* [Supplied data]:

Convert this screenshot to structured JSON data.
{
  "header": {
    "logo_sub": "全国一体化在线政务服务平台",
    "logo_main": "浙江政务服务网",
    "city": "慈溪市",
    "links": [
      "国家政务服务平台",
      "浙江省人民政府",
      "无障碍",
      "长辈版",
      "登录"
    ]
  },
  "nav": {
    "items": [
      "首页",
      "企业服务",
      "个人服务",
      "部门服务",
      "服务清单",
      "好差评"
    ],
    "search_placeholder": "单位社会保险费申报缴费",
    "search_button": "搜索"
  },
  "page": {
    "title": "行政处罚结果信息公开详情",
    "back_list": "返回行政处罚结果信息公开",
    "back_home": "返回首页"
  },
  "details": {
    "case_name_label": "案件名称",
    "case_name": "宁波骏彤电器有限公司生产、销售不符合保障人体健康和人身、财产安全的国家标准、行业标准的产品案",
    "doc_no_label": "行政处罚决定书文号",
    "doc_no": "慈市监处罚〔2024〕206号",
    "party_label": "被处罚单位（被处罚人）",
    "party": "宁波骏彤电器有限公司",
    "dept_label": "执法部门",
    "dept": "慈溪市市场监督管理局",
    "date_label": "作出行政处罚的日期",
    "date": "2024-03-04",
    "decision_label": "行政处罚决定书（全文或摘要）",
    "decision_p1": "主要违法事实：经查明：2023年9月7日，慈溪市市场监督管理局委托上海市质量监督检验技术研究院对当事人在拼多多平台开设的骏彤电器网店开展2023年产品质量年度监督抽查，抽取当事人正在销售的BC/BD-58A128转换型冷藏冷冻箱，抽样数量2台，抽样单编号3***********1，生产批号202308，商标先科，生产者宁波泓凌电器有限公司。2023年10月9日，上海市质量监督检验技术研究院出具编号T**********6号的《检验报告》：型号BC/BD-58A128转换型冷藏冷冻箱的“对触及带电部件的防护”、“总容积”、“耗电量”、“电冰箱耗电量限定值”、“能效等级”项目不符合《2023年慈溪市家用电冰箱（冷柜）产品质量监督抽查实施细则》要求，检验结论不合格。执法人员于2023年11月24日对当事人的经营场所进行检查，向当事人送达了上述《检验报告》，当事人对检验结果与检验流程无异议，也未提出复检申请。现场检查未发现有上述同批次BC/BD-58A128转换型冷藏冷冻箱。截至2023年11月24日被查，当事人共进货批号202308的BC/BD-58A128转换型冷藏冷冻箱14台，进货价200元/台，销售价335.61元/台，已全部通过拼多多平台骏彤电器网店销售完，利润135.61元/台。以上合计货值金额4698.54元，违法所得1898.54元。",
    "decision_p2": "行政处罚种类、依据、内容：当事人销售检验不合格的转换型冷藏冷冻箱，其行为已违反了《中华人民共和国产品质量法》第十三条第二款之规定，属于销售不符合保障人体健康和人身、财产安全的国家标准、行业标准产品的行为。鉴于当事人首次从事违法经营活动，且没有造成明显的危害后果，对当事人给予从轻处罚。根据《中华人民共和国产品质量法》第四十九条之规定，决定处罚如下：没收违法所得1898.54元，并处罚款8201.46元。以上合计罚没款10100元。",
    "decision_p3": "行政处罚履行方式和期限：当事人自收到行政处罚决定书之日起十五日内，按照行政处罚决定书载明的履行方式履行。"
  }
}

* [What is being asked]: Reproduce the complete set of lines precisely as supplied.

* [Answer to this task]:
Convert this screenshot to structured JSON data.
{
  "header": {
    "logo_sub": "全国一体化在线政务服务平台",
    "logo_main": "浙江政务服务网",
    "city": "慈溪市",
    "links": [
      "国家政务服务平台",
      "浙江省人民政府",
      "无障碍",
      "长辈版",
      "登录"
    ]
  },
  "nav": {
    "items": [
      "首页",
      "企业服务",
      "个人服务",
      "部门服务",
      "服务清单",
      "好差评"
    ],
    "search_placeholder": "单位社会保险费申报缴费",
    "search_button": "搜索"
  },
  "page": {
    "title": "行政处罚结果信息公开详情",
    "back_list": "返回行政处罚结果信息公开",
    "back_home": "返回首页"
  },
  "details": {
    "case_name_label": "案件名称",
    "case_name": "宁波骏彤电器有限公司生产、销售不符合保障人体健康和人身、财产安全的国家标准、行业标准的产品案",
    "doc_no_label": "行政处罚决定书文号",
    "doc_no": "慈市监处罚〔2024〕206号",
    "party_label": "被处罚单位（被处罚人）",
    "party": "宁波骏彤电器有限公司",
    "dept_label": "执法部门",
    "dept": "慈溪市市场监督管理局",
    "date_label": "作出行政处罚的日期",
    "date": "2024-03-04",
    "decision_label": "行政处罚决定书（全文或摘要）",
    "decision_p1": "主要违法事实：经查明：2023年9月7日，慈溪市市场监督管理局委托上海市质量监督检验技术研究院对当事人在拼多多平台开设的骏彤电器网店开展2023年产品质量年度监督抽查，抽取当事人正在销售的BC/BD-58A128转换型冷藏冷冻箱，抽样数量2台，抽样单编号3***********1，生产批号202308，商标先科，生产者宁波泓凌电器有限公司。2023年10月9日，上海市质量监督检验技术研究院出具编号T**********6号的《检验报告》：型号BC/BD-58A128转换型冷藏冷冻箱的“对触及带电部件的防护”、“总容积”、“耗电量”、“电冰箱耗电量限定值”、“能效等级”项目不符合《2023年慈溪市家用电冰箱（冷柜）产品质量监督抽查实施细则》要求，检验结论不合格。执法人员于2023年11月24日对当事人的经营场所进行检查，向当事人送达了上述《检验报告》，当事人对检验结果与检验流程无异议，也未提出复检申请。现场检查未发现有上述同批次BC/BD-58A128转换型冷藏冷冻箱。截至2023年11月24日被查，当事人共进货批号202308的BC/BD-58A128转换型冷藏冷冻箱14台，进货价200元/台，销售价335.61元/台，已全部通过拼多多平台骏彤电器网店销售完，利润135.61元/台。以上合计货值金额4698.54元，违法所得1898.54元。",
    "decision_p2": "行政处罚种类、依据、内容：当事人销售检验不合格的转换型冷藏冷冻箱，其行为已违反了《中华人民共和国产品质量法》第十三条第二款之规定，属于销售不符合保障人体健康和人身、财产安全的国家标准、行业标准产品的行为。鉴于当事人首次从事违法经营活动，且没有造成明显的危害后果，对当事人给予从轻处罚。根据《中华人民共和国产品质量法》第四十九条之规定，决定处罚如下：没收违法所得1898.54元，并处罚款8201.46元。以上合计罚没款10100元。",
    "decision_p3": "行政处罚履行方式和期限：当事人自收到行政处罚决定书之日起十五日内，按照行政处罚决定书载明的履行方式履行。"
  }
}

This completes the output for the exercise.